Excerpted text>
===============
Similar observations are also made for the other three threshold values (0.5, 0.7, and 0.8), subject to appropriate changes (e.g., percentage of grids exceeding a particular threshold, “pockets of regions”, and their areal extent). For instance, Figure 4 presents the results for T = 0.8, which is a much more stringent case when compared to T = 0.6.

4.3. Results for Ten Major Cities

For each of the ten cities, Figure 5 presents the spatial rainfall correlation results (expressed as a percentage of grids exceeding a given threshold, PCi,n) for all the 23 box sizes (n, denoted by distance) and for all the four threshold levels (T) considered. The results generally indicate a decreasing PCi,n against increasing n for any T, with saturation (in most cases) after a certain n. However, the manner in which PCi,n decreases (e.g., trend and extent of change between successive n values) and the value of n at which it attains saturation are different for different thresholds for each city. In particular, the results for Perth, Cairns, and Darwin show significant differences in PCi,n with respect to T, and those for Alice Springs, Adelaide, and Brisbane show noticeable differences. These results indicate that different cities exhibit different spatial rainfall correlations and variability and, thus, may require different interpolation schemes.
===============
Element box annotations
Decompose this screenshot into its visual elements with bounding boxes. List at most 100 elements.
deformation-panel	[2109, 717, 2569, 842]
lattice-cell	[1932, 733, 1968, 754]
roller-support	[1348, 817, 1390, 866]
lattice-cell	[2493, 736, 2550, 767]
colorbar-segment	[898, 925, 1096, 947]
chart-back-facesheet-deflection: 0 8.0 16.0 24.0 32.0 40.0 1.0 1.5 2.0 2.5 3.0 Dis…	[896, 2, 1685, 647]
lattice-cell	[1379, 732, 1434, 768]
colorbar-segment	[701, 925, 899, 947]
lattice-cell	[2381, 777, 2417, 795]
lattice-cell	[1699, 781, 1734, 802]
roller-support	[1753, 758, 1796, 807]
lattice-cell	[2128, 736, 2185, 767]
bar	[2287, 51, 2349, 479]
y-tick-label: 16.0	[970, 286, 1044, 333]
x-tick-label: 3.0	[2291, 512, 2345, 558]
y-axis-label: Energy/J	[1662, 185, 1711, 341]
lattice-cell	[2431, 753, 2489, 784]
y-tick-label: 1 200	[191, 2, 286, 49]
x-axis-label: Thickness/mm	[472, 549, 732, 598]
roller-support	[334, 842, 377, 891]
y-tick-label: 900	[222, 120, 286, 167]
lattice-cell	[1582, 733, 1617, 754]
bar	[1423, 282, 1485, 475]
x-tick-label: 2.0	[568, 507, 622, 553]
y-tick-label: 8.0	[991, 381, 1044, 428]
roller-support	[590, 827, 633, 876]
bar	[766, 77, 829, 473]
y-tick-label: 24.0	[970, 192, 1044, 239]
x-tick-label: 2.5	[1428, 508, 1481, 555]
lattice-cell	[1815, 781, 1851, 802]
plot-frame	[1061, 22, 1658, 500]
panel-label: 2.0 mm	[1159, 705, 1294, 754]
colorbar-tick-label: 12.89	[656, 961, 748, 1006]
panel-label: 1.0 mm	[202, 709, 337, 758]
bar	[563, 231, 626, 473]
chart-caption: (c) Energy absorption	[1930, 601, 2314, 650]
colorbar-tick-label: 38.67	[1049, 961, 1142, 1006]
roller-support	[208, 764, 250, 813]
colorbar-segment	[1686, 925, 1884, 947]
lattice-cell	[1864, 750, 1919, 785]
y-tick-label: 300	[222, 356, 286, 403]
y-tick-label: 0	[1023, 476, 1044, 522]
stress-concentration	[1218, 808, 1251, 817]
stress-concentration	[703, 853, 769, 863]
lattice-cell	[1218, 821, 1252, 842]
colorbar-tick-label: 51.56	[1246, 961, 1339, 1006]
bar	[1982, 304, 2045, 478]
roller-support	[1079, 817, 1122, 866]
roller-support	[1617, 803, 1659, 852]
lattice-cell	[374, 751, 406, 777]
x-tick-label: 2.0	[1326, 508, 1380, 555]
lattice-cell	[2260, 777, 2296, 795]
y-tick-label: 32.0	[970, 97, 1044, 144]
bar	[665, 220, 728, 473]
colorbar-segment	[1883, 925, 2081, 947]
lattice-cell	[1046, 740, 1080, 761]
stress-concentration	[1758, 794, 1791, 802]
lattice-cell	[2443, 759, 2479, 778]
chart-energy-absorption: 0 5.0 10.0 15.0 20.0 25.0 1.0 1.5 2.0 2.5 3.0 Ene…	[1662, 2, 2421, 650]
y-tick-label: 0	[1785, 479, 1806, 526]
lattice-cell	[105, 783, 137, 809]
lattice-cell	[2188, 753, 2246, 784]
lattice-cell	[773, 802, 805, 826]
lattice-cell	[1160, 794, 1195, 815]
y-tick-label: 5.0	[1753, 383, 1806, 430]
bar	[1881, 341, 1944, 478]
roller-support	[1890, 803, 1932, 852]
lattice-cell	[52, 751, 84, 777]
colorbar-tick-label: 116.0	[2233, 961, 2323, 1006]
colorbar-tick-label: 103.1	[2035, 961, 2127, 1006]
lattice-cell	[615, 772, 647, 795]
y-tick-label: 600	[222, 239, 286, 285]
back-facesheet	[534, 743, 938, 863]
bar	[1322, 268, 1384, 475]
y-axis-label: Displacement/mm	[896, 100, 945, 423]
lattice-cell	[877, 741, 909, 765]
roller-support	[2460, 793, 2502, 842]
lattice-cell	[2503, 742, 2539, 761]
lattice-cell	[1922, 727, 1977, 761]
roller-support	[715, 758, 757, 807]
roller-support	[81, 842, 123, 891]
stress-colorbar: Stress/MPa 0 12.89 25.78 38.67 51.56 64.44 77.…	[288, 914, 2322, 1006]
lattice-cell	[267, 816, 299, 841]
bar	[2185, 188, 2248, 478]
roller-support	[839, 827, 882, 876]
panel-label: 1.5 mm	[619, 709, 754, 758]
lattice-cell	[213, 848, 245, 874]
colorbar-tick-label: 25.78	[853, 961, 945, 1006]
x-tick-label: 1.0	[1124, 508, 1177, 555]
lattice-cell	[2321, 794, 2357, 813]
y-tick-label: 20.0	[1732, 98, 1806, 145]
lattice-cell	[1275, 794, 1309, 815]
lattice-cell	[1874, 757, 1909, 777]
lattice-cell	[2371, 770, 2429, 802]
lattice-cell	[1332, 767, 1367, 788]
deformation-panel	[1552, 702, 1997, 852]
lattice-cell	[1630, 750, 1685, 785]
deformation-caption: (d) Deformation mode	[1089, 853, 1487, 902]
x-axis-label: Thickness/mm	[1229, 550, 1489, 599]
===============
Complete the following>
[1] According to the rainfall correlation text, which three cities show significant differences in PCi,n with respect to T?
[2] Write the next part of the rainfall correlation text, picking up after its final sentence.
The records have no connection to the text.

Answers provided>
[1] Perth, Cairns, and Darwin.

[2]
The above observation raises concerns about the application of a specific interpolation scheme for rainfall over a large region or nationwide. Further, since correlation thresholds have important implications for rainfall interpolation (including whether or not interpolation is necessary or effective), the results for any of the ten cities provide important clues as to the “distance of observation” one may deem appropriate for rainfall estimation at a point or “distance of estimation” one can confidently make based on available data. All these observations clearly suggest that spatial rainfall variability must be considered in terms of rainfall correlations, spatial scale, and correlation thresholds in a combined manner.
For still better comparisons and interpretations of the results among the ten cities, Figure 6 presents the results in a slightly different way, i.e., spatial rainfall correlations for all cities for a given threshold. The plots reveal that spatial rainfall correlations generally decrease with increasing box size (distance) for any correlation threshold, as expected. However, significant differences exist among the cities and are summarized as follows.
  • Rainfall in Darwin and Cairns shows very significant correlations among grids for any threshold up to about 300 km or greater. Even in the most stringent case (T = 0.8), about 90–100% of grids have rainfall correlations exceeding the correlation threshold. It is relevant to note that these two cities have a tropical climate, with tropical savannah in Darwin and tropical rainforest (monsoonal) in Cairns.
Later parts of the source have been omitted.